#### TASK REQUIREMENTS
Check each line of the records below and collect those holding "color".

+++ PROVIDED RECORDS +++

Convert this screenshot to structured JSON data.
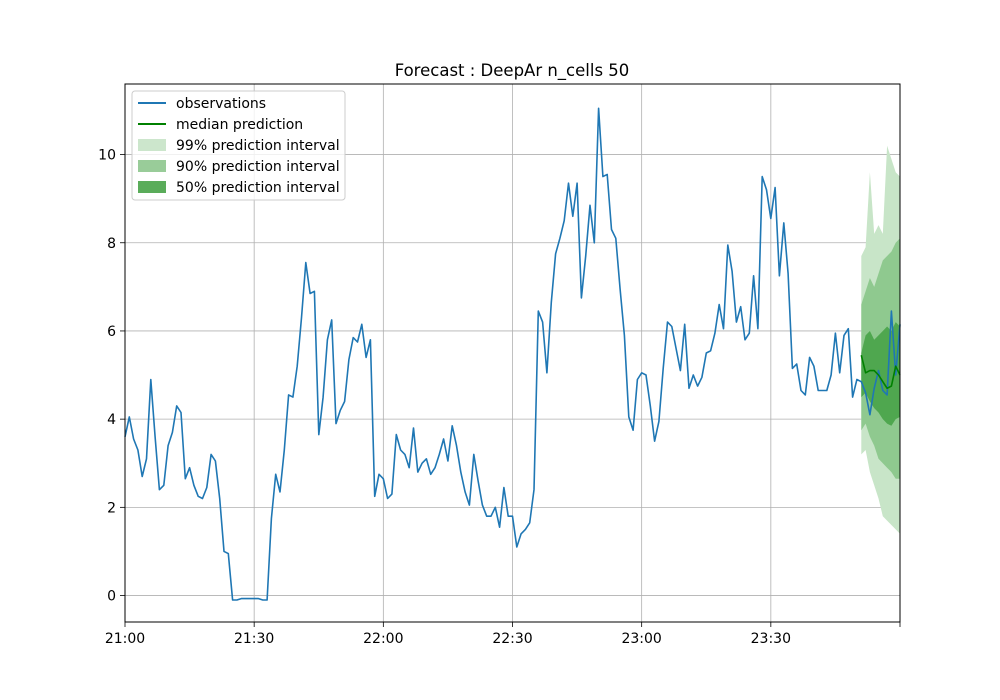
{
  "chart_data": {
    "type": "line",
    "title": "Forecast : DeepAr n_cells 50",
    "xlabel": "",
    "ylabel": "",
    "xlim": [
      "21:00",
      "24:00"
    ],
    "ylim": [
      -0.6,
      11.6
    ],
    "x_ticks": [
      "21:00",
      "21:30",
      "22:00",
      "22:30",
      "23:00",
      "23:30",
      ""
    ],
    "y_ticks": [
      0,
      2,
      4,
      6,
      8,
      10
    ],
    "grid": true,
    "legend_position": "top-left",
    "legend": [
      {
        "label": "observations",
        "kind": "line",
        "color": "#1f77b4"
      },
      {
        "label": "median prediction",
        "kind": "line",
        "color": "#008000"
      },
      {
        "label": "99% prediction interval",
        "kind": "patch",
        "color": "#cce6cc"
      },
      {
        "label": "90% prediction interval",
        "kind": "patch",
        "color": "#99cc99"
      },
      {
        "label": "50% prediction interval",
        "kind": "patch",
        "color": "#5aac5a"
      }
    ],
    "series": [
      {
        "name": "observations",
        "color": "#1f77b4",
        "x": [
          "21:00",
          "21:01",
          "21:02",
          "21:03",
          "21:04",
          "21:05",
          "21:06",
          "21:07",
          "21:08",
          "21:09",
          "21:10",
          "21:11",
          "21:12",
          "21:13",
          "21:14",
          "21:15",
          "21:16",
          "21:17",
          "21:18",
          "21:19",
          "21:20",
          "21:21",
          "21:22",
          "21:23",
          "21:24",
          "21:25",
          "21:26",
          "21:27",
          "21:28",
          "21:29",
          "21:30",
          "21:31",
          "21:32",
          "21:33",
          "21:34",
          "21:35",
          "21:36",
          "21:37",
          "21:38",
          "21:39",
          "21:40",
          "21:41",
          "21:42",
          "21:43",
          "21:44",
          "21:45",
          "21:46",
          "21:47",
          "21:48",
          "21:49",
          "21:50",
          "21:51",
          "21:52",
          "21:53",
          "21:54",
          "21:55",
          "21:56",
          "21:57",
          "21:58",
          "21:59",
          "22:00",
          "22:01",
          "22:02",
          "22:03",
          "22:04",
          "22:05",
          "22:06",
          "22:07",
          "22:08",
          "22:09",
          "22:10",
          "22:11",
          "22:12",
          "22:13",
          "22:14",
          "22:15",
          "22:16",
          "22:17",
          "22:18",
          "22:19",
          "22:20",
          "22:21",
          "22:22",
          "22:23",
          "22:24",
          "22:25",
          "22:26",
          "22:27",
          "22:28",
          "22:29",
          "22:30",
          "22:31",
          "22:32",
          "22:33",
          "22:34",
          "22:35",
          "22:36",
          "22:37",
          "22:38",
          "22:39",
          "22:40",
          "22:41",
          "22:42",
          "22:43",
          "22:44",
          "22:45",
          "22:46",
          "22:47",
          "22:48",
          "22:49",
          "22:50",
          "22:51",
          "22:52",
          "22:53",
          "22:54",
          "22:55",
          "22:56",
          "22:57",
          "22:58",
          "22:59",
          "23:00",
          "23:01",
          "23:02",
          "23:03",
          "23:04",
          "23:05",
          "23:06",
          "23:07",
          "23:08",
          "23:09",
          "23:10",
          "23:11",
          "23:12",
          "23:13",
          "23:14",
          "23:15",
          "23:16",
          "23:17",
          "23:18",
          "23:19",
          "23:20",
          "23:21",
          "23:22",
          "23:23",
          "23:24",
          "23:25",
          "23:26",
          "23:27",
          "23:28",
          "23:29",
          "23:30",
          "23:31",
          "23:32",
          "23:33",
          "23:34",
          "23:35",
          "23:36",
          "23:37",
          "23:38",
          "23:39",
          "23:40",
          "23:41",
          "23:42",
          "23:43",
          "23:44",
          "23:45",
          "23:46",
          "23:47",
          "23:48",
          "23:49",
          "23:50",
          "23:51",
          "23:52",
          "23:53",
          "23:54",
          "23:55",
          "23:56",
          "23:57",
          "23:58",
          "23:59",
          "24:00"
        ],
        "y": [
          3.6,
          4.05,
          3.55,
          3.3,
          2.7,
          3.1,
          4.9,
          3.6,
          2.4,
          2.5,
          3.4,
          3.7,
          4.3,
          4.15,
          2.65,
          2.9,
          2.5,
          2.25,
          2.2,
          2.45,
          3.2,
          3.05,
          2.2,
          1.0,
          0.95,
          -0.1,
          -0.1,
          -0.07,
          -0.07,
          -0.07,
          -0.07,
          -0.07,
          -0.1,
          -0.1,
          1.75,
          2.75,
          2.35,
          3.3,
          4.55,
          4.5,
          5.2,
          6.3,
          7.55,
          6.85,
          6.9,
          3.65,
          4.5,
          5.8,
          6.25,
          3.9,
          4.2,
          4.4,
          5.35,
          5.85,
          5.75,
          6.15,
          5.4,
          5.8,
          2.25,
          2.75,
          2.65,
          2.2,
          2.3,
          3.65,
          3.3,
          3.2,
          2.9,
          3.8,
          2.8,
          3.0,
          3.1,
          2.75,
          2.9,
          3.2,
          3.55,
          3.05,
          3.85,
          3.4,
          2.8,
          2.35,
          2.05,
          3.2,
          2.6,
          2.05,
          1.8,
          1.8,
          2.0,
          1.55,
          2.45,
          1.8,
          1.8,
          1.1,
          1.4,
          1.5,
          1.65,
          2.4,
          6.45,
          6.2,
          5.05,
          6.65,
          7.75,
          8.1,
          8.5,
          9.35,
          8.6,
          9.35,
          6.75,
          7.7,
          8.85,
          8.0,
          11.05,
          9.5,
          9.55,
          8.3,
          8.1,
          6.95,
          5.9,
          4.05,
          3.75,
          4.9,
          5.05,
          5.0,
          4.3,
          3.5,
          3.95,
          5.15,
          6.2,
          6.1,
          5.6,
          5.1,
          6.15,
          4.7,
          5.0,
          4.75,
          4.95,
          5.5,
          5.55,
          5.95,
          6.6,
          6.05,
          7.95,
          7.35,
          6.2,
          6.55,
          5.8,
          5.95,
          7.25,
          6.05,
          9.5,
          9.2,
          8.55,
          9.25,
          7.25,
          8.45,
          7.3,
          5.15,
          5.25,
          4.65,
          4.55,
          5.4,
          5.2,
          4.65,
          4.65,
          4.65,
          5.0,
          5.95,
          5.05,
          5.9,
          6.05,
          4.5,
          4.9,
          4.85,
          4.6,
          4.1,
          4.7,
          5.1,
          4.65,
          4.55,
          6.45,
          5.0,
          6.15
        ]
      },
      {
        "name": "median prediction",
        "color": "#008000",
        "x": [
          "23:51",
          "23:52",
          "23:53",
          "23:54",
          "23:55",
          "23:56",
          "23:57",
          "23:58",
          "23:59",
          "24:00"
        ],
        "y": [
          5.45,
          5.05,
          5.1,
          5.1,
          5.0,
          4.85,
          4.7,
          4.75,
          5.2,
          5.0
        ]
      }
    ],
    "prediction_intervals": {
      "x": [
        "23:51",
        "23:52",
        "23:53",
        "23:54",
        "23:55",
        "23:56",
        "23:57",
        "23:58",
        "23:59",
        "24:00"
      ],
      "bands": [
        {
          "name": "99% prediction interval",
          "color": "#c8e5c8",
          "lower": [
            3.2,
            3.3,
            2.8,
            2.5,
            2.2,
            1.8,
            1.7,
            1.6,
            1.5,
            1.4
          ],
          "upper": [
            7.7,
            7.9,
            9.6,
            8.2,
            8.4,
            8.2,
            10.2,
            9.9,
            9.6,
            9.5
          ]
        },
        {
          "name": "90% prediction interval",
          "color": "#8fc98f",
          "lower": [
            3.75,
            3.9,
            3.6,
            3.4,
            3.1,
            3.0,
            2.9,
            2.8,
            2.65,
            2.65
          ],
          "upper": [
            6.6,
            6.9,
            7.2,
            7.0,
            7.3,
            7.6,
            7.7,
            7.8,
            8.0,
            8.1
          ]
        },
        {
          "name": "50% prediction interval",
          "color": "#4fa74f",
          "lower": [
            4.5,
            4.6,
            4.4,
            4.25,
            4.15,
            4.0,
            3.9,
            3.85,
            4.0,
            4.05
          ],
          "upper": [
            5.5,
            5.9,
            6.0,
            5.8,
            5.9,
            6.0,
            6.1,
            6.0,
            6.2,
            6.1
          ]
        }
      ]
    }
  }
}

+++

#### ANSWER BELOW
        "color": "#1f77b4"
        "color": "#008000"
        "color": "#cce6cc"
        "color": "#99cc99"
        "color": "#5aac5a"
        "color": "#1f77b4",
        "color": "#008000",
          "color": "#c8e5c8",
          "color": "#8fc98f",
          "color": "#4fa74f",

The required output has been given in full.